### Stored data
-- Begin --

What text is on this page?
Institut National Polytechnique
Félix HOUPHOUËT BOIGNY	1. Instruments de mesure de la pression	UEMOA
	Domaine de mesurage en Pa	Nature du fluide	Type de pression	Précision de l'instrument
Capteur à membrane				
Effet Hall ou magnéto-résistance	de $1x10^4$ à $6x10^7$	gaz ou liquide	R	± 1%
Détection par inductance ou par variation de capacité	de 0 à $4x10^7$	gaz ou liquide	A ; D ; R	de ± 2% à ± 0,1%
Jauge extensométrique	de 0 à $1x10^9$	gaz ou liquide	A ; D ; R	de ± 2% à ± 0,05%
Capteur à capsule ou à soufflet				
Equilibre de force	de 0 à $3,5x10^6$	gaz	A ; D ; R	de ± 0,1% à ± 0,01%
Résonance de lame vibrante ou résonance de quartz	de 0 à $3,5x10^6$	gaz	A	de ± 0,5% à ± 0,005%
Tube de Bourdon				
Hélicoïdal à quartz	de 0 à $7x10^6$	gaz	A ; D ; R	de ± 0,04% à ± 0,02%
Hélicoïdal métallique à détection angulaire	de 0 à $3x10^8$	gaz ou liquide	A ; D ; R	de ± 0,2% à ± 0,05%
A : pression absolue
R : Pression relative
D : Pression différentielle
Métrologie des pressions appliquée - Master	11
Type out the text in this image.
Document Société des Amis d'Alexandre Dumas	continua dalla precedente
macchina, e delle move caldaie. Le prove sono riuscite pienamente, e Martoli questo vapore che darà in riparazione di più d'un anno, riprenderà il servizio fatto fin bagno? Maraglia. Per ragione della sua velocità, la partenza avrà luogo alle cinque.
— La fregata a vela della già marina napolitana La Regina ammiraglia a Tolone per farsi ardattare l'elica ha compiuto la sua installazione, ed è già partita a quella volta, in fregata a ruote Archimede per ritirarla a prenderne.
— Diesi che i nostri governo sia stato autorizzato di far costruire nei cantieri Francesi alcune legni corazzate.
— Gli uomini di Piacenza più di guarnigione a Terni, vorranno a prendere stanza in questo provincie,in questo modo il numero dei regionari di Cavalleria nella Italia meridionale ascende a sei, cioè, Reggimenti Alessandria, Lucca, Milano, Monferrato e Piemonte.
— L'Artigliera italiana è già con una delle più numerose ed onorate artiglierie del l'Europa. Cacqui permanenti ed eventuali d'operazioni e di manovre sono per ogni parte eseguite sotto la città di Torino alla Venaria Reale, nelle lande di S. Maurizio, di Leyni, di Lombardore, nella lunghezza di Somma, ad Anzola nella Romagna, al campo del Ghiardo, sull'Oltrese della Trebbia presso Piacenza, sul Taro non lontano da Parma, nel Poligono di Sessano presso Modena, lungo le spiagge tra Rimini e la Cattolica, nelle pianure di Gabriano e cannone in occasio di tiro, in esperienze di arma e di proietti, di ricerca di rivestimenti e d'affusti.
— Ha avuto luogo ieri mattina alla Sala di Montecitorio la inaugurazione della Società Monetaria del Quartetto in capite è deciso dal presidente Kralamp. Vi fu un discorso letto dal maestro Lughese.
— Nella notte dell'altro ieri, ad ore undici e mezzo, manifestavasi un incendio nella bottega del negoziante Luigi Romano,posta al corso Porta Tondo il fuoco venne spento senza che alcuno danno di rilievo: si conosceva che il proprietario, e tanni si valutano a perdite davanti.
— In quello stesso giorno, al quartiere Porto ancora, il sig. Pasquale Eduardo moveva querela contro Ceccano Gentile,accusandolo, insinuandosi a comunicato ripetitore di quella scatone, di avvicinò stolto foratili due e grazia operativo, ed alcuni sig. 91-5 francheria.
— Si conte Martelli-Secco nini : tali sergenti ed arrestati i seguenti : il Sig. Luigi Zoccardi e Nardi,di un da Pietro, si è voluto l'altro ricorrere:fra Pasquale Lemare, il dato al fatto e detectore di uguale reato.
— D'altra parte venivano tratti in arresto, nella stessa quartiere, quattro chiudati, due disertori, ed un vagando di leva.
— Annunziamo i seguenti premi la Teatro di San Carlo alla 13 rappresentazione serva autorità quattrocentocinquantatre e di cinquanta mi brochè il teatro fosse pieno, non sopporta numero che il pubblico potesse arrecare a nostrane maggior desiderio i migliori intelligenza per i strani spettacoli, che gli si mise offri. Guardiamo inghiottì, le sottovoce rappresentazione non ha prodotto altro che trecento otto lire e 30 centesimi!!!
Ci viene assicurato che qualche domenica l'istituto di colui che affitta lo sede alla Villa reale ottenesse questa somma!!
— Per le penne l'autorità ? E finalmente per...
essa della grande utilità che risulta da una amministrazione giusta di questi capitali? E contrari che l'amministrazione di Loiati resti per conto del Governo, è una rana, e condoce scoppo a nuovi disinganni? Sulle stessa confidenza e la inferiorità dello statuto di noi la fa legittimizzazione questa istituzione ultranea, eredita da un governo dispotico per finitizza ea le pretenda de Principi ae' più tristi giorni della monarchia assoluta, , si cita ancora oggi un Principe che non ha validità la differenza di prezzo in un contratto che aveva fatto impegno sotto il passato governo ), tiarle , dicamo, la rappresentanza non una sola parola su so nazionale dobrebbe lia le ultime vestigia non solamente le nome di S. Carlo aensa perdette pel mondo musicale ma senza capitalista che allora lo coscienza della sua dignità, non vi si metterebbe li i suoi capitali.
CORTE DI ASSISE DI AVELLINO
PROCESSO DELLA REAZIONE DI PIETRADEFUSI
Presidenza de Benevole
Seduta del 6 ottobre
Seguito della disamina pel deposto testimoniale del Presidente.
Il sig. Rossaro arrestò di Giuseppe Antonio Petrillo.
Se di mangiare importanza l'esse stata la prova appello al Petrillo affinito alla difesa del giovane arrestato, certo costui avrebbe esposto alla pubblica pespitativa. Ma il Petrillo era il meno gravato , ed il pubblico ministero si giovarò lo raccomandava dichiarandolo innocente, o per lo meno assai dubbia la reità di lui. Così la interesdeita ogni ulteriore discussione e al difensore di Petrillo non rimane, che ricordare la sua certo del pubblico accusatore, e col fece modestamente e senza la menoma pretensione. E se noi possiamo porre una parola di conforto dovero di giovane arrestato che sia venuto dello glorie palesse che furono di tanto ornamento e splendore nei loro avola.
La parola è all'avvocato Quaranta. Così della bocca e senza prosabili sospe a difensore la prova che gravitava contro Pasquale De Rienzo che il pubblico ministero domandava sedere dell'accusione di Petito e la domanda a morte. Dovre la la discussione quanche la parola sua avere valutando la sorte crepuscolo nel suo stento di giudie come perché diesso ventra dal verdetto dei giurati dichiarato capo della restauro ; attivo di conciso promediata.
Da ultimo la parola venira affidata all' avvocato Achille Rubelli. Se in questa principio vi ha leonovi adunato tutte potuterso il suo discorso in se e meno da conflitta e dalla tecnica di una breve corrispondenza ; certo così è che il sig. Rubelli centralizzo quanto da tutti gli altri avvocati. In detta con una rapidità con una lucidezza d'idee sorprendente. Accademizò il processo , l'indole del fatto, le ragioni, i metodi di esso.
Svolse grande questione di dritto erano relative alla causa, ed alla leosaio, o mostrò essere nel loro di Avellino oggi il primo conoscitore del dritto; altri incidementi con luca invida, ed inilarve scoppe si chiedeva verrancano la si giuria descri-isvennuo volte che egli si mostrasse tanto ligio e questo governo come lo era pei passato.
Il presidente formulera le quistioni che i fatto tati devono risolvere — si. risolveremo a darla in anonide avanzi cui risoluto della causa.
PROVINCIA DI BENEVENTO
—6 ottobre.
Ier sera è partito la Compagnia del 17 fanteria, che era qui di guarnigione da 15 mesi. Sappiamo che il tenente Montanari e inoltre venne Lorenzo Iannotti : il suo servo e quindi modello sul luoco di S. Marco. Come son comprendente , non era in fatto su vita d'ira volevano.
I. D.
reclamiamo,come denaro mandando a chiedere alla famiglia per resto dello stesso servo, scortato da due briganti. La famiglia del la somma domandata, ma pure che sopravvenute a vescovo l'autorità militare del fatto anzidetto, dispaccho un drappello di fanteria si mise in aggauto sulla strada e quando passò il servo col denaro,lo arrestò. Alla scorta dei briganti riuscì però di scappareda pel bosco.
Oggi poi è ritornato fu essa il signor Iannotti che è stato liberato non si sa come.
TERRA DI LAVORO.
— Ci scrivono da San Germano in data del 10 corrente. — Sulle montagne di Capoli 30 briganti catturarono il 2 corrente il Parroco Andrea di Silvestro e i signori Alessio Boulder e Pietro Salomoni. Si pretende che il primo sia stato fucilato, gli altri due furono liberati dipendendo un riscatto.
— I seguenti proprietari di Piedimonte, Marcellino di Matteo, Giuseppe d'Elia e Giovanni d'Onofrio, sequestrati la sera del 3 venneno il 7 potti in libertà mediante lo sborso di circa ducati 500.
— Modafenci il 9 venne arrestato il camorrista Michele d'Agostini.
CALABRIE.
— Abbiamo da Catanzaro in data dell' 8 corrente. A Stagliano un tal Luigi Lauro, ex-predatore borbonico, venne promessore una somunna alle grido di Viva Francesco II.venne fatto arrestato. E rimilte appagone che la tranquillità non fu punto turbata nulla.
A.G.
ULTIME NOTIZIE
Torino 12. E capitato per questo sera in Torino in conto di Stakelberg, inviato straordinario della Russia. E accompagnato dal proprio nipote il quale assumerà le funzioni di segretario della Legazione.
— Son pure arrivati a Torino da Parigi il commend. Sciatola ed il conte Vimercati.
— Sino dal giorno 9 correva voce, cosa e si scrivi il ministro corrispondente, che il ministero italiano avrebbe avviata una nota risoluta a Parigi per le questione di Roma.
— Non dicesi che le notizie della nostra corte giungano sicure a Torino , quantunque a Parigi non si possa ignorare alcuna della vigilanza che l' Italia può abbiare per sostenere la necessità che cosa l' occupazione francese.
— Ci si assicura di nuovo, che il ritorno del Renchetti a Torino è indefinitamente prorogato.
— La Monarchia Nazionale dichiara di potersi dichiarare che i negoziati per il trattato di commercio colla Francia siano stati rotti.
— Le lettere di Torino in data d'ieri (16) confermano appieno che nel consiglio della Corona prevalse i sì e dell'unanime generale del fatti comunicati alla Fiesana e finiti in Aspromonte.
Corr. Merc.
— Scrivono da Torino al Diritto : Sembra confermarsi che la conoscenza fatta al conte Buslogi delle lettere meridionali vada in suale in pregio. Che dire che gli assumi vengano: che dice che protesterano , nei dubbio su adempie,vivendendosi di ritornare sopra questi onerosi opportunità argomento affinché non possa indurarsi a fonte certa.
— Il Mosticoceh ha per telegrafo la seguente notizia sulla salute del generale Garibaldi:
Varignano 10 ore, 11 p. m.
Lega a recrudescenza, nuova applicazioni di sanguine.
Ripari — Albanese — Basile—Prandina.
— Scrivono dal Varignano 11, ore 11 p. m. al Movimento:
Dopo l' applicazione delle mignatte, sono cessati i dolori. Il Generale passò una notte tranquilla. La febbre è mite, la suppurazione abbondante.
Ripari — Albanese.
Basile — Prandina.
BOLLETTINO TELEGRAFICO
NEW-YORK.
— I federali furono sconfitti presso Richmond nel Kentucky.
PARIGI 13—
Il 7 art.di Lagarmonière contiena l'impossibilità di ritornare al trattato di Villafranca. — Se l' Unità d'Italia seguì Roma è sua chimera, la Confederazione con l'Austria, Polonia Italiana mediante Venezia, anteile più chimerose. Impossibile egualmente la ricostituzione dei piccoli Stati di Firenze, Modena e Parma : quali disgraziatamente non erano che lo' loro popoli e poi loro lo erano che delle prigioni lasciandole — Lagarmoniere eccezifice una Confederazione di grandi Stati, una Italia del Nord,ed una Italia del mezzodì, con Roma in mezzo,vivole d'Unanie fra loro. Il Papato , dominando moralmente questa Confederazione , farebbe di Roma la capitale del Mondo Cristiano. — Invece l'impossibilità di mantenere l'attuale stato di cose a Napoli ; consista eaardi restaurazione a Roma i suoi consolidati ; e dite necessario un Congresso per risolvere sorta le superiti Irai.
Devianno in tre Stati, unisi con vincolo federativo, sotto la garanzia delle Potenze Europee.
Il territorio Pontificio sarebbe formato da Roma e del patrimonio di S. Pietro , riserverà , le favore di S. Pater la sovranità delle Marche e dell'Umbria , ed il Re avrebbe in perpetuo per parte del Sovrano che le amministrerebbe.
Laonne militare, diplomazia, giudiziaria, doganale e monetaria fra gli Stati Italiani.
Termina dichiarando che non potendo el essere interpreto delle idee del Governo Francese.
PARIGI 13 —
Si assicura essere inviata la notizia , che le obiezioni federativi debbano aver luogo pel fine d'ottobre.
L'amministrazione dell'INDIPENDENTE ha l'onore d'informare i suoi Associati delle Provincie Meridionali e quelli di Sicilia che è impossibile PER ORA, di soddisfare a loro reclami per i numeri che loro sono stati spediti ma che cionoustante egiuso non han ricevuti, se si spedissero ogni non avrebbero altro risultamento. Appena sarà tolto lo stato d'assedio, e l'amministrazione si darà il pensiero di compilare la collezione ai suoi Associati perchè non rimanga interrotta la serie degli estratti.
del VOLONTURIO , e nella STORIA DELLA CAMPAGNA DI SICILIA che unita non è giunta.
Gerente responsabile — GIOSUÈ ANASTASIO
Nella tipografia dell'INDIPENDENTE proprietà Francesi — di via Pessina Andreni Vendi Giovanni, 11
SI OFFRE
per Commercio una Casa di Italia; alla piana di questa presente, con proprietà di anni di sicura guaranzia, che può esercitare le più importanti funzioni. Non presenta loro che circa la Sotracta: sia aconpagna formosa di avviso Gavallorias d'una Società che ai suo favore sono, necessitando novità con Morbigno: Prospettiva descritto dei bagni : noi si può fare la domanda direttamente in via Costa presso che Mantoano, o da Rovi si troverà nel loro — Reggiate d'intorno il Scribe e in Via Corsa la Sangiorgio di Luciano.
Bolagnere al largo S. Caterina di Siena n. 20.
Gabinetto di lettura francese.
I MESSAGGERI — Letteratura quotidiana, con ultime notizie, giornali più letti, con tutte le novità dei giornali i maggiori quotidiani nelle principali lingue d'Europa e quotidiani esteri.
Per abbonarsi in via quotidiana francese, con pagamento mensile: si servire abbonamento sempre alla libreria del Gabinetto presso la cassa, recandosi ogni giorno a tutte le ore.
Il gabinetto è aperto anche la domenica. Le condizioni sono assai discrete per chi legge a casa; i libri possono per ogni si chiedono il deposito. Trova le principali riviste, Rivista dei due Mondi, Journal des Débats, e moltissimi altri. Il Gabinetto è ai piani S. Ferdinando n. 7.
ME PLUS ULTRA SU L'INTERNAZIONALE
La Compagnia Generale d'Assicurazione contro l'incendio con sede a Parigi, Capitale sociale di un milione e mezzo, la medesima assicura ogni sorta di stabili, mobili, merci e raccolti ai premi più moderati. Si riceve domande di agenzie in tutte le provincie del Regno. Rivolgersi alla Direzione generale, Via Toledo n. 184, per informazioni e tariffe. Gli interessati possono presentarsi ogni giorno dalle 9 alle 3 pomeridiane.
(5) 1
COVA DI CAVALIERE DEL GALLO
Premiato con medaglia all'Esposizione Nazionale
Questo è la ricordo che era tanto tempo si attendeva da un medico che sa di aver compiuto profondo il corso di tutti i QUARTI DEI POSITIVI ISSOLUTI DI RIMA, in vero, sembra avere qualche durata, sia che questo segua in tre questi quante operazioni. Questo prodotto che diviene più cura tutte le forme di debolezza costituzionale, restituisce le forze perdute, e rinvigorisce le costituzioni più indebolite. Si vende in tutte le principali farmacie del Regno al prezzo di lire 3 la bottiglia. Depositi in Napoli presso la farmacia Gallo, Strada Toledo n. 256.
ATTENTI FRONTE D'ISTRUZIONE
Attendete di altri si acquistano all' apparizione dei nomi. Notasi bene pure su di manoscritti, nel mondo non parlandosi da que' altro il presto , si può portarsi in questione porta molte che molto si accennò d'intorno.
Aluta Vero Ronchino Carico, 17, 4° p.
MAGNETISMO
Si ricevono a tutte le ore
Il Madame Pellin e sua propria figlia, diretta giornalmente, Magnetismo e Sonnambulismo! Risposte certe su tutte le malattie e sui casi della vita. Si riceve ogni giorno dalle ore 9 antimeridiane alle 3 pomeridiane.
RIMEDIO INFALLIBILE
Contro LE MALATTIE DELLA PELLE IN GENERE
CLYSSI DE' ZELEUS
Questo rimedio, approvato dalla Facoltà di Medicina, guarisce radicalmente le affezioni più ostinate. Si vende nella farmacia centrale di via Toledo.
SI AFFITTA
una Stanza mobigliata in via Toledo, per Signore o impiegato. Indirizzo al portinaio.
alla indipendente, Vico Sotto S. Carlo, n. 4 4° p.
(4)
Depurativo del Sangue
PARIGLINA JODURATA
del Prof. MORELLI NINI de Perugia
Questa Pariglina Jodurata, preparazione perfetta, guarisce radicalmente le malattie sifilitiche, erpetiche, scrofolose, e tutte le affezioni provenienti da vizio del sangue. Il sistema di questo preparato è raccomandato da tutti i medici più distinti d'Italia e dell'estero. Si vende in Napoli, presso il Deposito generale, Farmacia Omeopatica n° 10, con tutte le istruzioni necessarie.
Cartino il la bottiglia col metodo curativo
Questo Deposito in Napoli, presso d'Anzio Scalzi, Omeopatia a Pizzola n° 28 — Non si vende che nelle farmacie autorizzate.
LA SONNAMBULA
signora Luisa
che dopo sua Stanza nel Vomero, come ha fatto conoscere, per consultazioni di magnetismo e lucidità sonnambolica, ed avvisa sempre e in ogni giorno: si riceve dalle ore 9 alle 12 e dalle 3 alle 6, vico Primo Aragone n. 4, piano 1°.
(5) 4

-- End --

### Task to complete
Search the material above for "avere". Pull out each line where it shows up.

### Exercise result
La parola è all'avvocato Quaranta. Così della bocca e senza prosabili sospe a difensore la prova che gravitava contro Pasquale De Rienzo che il pubblico ministero domandava sedere dell'accusione di Petito e la domanda a morte. Dovre la la discussione quanche la parola sua avere valutando la sorte crepuscolo nel suo stento di giudie come perché diesso ventra dal verdetto dei giurati dichiarato capo della restauro ; attivo di conciso promediata.
Questo è la ricordo che era tanto tempo si attendeva da un medico che sa di aver compiuto profondo il corso di tutti i QUARTI DEI POSITIVI ISSOLUTI DI RIMA, in vero, sembra avere qualche durata, sia che questo segua in tre questi quante operazioni. Questo prodotto che diviene più cura tutte le forme di debolezza costituzionale, restituisce le forze perdute, e rinvigorisce le costituzioni più indebolite. Si vende in tutte le principali farmacie del Regno al prezzo di lire 3 la bottiglia. Depositi in Napoli presso la farmacia Gallo, Strada Toledo n. 256.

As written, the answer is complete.